The problem |
Drop the pictures; give again exactly the lines from the one holding "Transcribe this chart's" through the end of the data.

(Collected data entries)
>>

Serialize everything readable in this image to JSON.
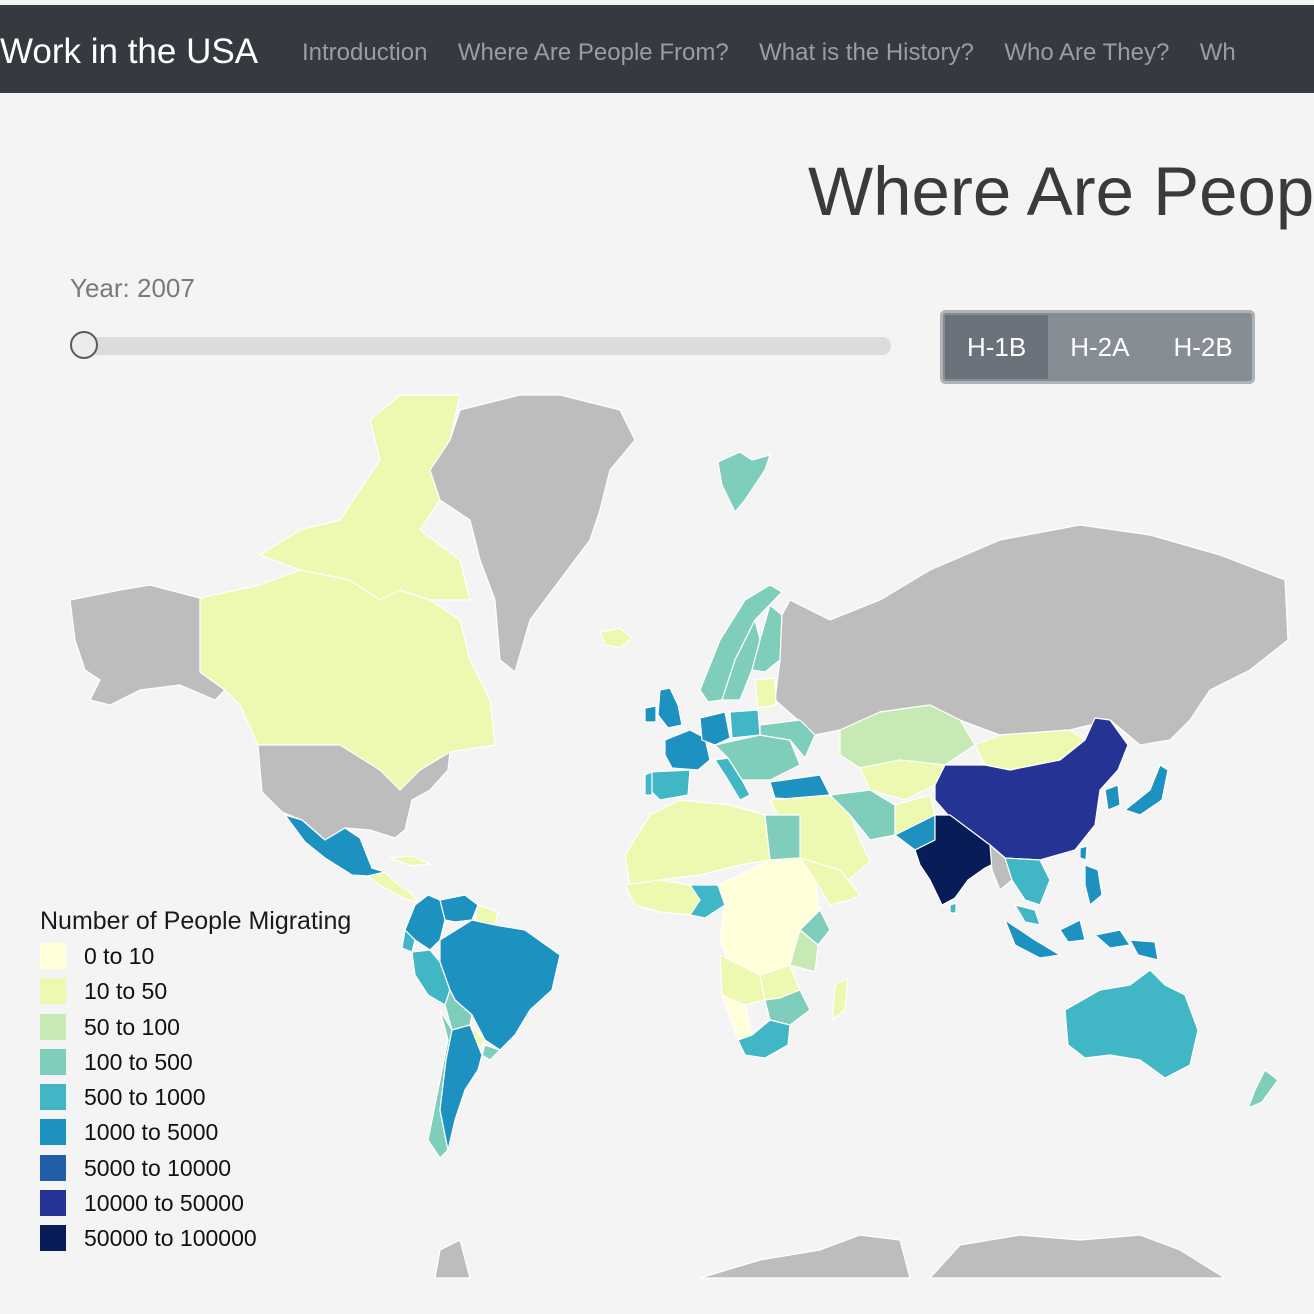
{
  "navbar": {
    "brand": "Work in the USA",
    "links": [
      {
        "label": "Introduction"
      },
      {
        "label": "Where Are People From?"
      },
      {
        "label": "What is the History?"
      },
      {
        "label": "Who Are They?"
      },
      {
        "label": "Wh"
      }
    ]
  },
  "page": {
    "title": "Where Are Peop"
  },
  "year_slider": {
    "label": "Year: 2007",
    "value": 2007,
    "progress": 0
  },
  "visa_buttons": {
    "options": [
      {
        "label": "H-1B",
        "active": true
      },
      {
        "label": "H-2A",
        "active": false
      },
      {
        "label": "H-2B",
        "active": false
      }
    ]
  },
  "legend": {
    "title": "Number of People Migrating",
    "items": [
      {
        "label": "0 to 10",
        "color": "#ffffd9"
      },
      {
        "label": "10 to 50",
        "color": "#edf8b1"
      },
      {
        "label": "50 to 100",
        "color": "#c7e9b4"
      },
      {
        "label": "100 to 500",
        "color": "#7fcdbb"
      },
      {
        "label": "500 to 1000",
        "color": "#41b6c4"
      },
      {
        "label": "1000 to 5000",
        "color": "#1d91c0"
      },
      {
        "label": "5000 to 10000",
        "color": "#225ea8"
      },
      {
        "label": "10000 to 50000",
        "color": "#253494"
      },
      {
        "label": "50000 to 100000",
        "color": "#081d58"
      }
    ],
    "no_data_color": "#bdbdbd"
  }
}
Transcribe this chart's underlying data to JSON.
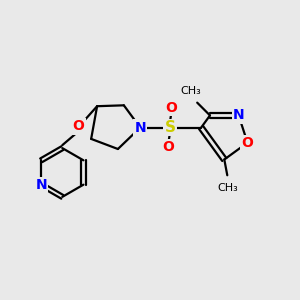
{
  "bg_color": "#e9e9e9",
  "bond_color": "#000000",
  "bond_width": 1.6,
  "atom_colors": {
    "N": "#0000ff",
    "O": "#ff0000",
    "S": "#cccc00",
    "C": "#000000"
  },
  "font_size": 9,
  "figsize": [
    3.0,
    3.0
  ],
  "dpi": 100
}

<<

Completed exercise |
Transcribe this chart's underlying data to JSON.
{
  "bg_color": "#e9e9e9",
  "bond_color": "#000000",
  "bond_width": 1.6,
  "atom_colors": {
    "N": "#0000ff",
    "O": "#ff0000",
    "S": "#cccc00",
    "C": "#000000"
  },
  "font_size": 9,
  "figsize": [
    3.0,
    3.0
  ],
  "dpi": 100
}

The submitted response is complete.